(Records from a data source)
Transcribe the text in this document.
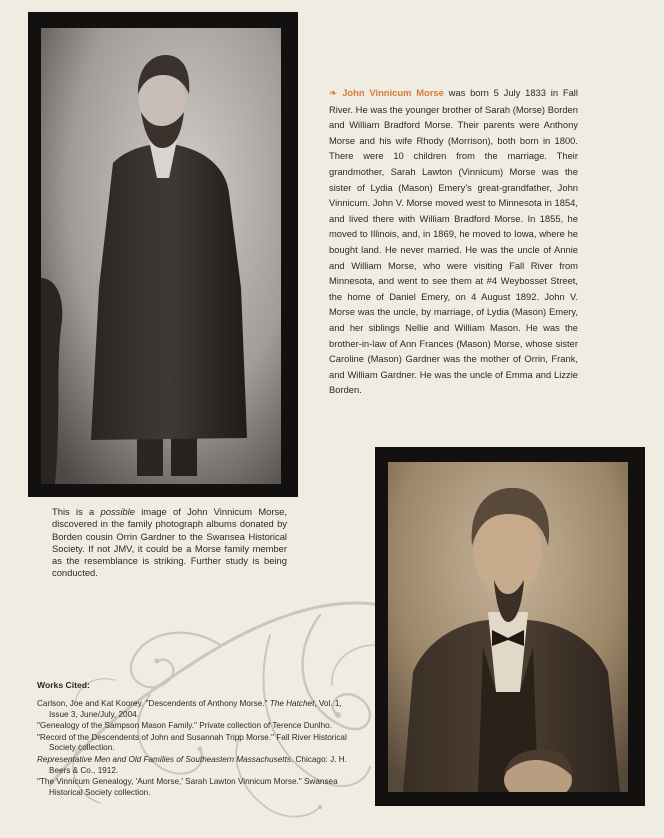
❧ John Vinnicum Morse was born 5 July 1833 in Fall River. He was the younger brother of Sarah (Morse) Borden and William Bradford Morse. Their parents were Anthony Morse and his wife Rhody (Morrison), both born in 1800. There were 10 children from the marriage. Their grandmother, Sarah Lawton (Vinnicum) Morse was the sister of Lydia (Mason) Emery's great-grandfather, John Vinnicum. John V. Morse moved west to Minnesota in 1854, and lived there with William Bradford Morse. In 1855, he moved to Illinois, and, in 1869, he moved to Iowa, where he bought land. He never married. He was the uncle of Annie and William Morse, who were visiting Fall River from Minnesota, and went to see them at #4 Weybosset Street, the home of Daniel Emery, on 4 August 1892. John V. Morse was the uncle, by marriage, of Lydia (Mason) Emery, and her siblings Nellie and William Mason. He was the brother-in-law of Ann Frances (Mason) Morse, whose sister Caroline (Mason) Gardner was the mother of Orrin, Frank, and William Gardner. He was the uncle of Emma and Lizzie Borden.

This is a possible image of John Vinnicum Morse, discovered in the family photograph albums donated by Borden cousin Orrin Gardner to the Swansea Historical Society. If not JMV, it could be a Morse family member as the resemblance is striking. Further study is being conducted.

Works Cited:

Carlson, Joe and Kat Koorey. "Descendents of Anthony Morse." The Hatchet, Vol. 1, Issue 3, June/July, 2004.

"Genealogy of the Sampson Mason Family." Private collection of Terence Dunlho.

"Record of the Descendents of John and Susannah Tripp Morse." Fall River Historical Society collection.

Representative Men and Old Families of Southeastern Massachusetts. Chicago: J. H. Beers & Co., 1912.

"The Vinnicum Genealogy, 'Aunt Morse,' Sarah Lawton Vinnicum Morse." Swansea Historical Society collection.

---

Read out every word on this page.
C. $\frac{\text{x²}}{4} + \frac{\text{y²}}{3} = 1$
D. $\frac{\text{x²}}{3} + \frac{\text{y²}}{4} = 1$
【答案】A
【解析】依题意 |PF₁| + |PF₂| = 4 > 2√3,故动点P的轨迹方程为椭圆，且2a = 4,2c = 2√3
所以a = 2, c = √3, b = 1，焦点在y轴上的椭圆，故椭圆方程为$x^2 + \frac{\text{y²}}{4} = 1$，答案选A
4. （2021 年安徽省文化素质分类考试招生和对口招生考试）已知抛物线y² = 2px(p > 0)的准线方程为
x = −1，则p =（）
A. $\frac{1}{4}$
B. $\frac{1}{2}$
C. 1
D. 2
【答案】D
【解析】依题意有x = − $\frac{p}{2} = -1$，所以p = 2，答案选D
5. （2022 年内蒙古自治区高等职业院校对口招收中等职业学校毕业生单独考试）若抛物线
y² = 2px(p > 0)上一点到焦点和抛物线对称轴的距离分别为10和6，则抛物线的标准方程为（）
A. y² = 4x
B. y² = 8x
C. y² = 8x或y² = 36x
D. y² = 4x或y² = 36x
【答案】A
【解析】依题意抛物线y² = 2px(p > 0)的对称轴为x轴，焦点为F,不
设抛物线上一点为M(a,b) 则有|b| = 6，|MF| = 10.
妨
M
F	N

• Directions for this task: Respond with the number of lines containing "frac" and no additional words.

• Task answer: 6